[Input data]

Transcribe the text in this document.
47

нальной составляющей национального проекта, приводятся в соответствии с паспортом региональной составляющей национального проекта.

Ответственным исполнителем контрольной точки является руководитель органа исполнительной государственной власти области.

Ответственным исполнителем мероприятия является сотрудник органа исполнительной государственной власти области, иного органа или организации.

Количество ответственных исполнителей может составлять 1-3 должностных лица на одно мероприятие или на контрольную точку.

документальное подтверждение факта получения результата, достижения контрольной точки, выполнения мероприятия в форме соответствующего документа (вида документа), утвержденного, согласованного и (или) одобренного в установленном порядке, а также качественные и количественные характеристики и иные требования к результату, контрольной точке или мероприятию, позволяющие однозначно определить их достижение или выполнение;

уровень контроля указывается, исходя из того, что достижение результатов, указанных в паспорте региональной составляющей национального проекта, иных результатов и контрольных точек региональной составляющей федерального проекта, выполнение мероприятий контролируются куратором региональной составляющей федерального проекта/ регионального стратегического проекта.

---

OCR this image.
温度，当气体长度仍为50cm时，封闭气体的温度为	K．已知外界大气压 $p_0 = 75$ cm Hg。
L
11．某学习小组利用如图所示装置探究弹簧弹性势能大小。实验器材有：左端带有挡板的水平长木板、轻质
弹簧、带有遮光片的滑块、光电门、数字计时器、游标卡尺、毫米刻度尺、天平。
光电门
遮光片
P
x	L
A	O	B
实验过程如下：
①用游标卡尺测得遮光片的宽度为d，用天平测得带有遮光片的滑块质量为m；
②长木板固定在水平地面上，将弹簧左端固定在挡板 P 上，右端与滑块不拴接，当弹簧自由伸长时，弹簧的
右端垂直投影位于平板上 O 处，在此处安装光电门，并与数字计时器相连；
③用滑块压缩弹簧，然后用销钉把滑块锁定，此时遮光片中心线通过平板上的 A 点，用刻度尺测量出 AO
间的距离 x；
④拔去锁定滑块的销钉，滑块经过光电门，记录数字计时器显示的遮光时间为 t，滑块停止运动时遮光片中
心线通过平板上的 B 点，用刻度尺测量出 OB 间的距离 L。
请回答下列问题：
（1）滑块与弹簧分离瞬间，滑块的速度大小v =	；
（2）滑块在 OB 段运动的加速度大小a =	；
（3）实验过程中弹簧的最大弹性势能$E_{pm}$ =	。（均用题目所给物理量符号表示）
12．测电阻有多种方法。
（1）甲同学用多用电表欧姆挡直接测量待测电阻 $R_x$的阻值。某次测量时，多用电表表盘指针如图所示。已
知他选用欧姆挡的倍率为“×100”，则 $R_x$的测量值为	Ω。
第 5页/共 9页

...

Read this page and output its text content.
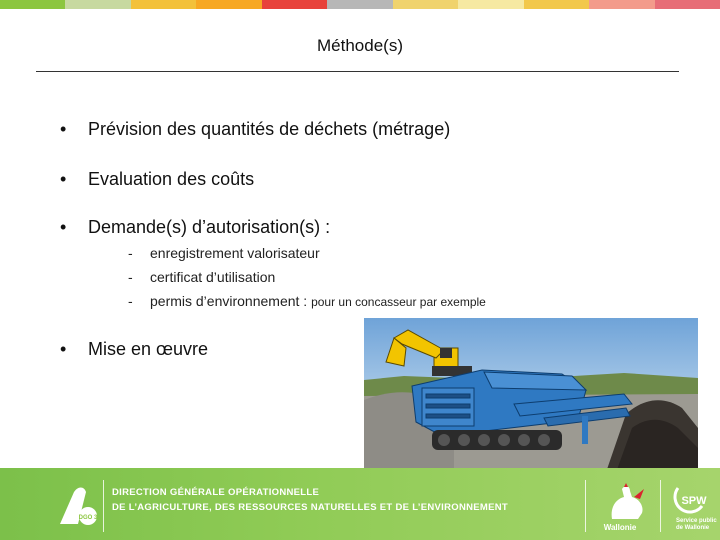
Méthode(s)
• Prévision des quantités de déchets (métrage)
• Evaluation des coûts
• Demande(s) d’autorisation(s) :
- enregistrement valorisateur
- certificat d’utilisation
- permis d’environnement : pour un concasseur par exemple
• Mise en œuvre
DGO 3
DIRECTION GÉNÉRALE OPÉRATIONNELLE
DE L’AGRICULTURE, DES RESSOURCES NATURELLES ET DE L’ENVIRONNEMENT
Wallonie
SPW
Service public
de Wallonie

[Task] State how many lines above contain the string "органа", with no other words.

[Final result] 2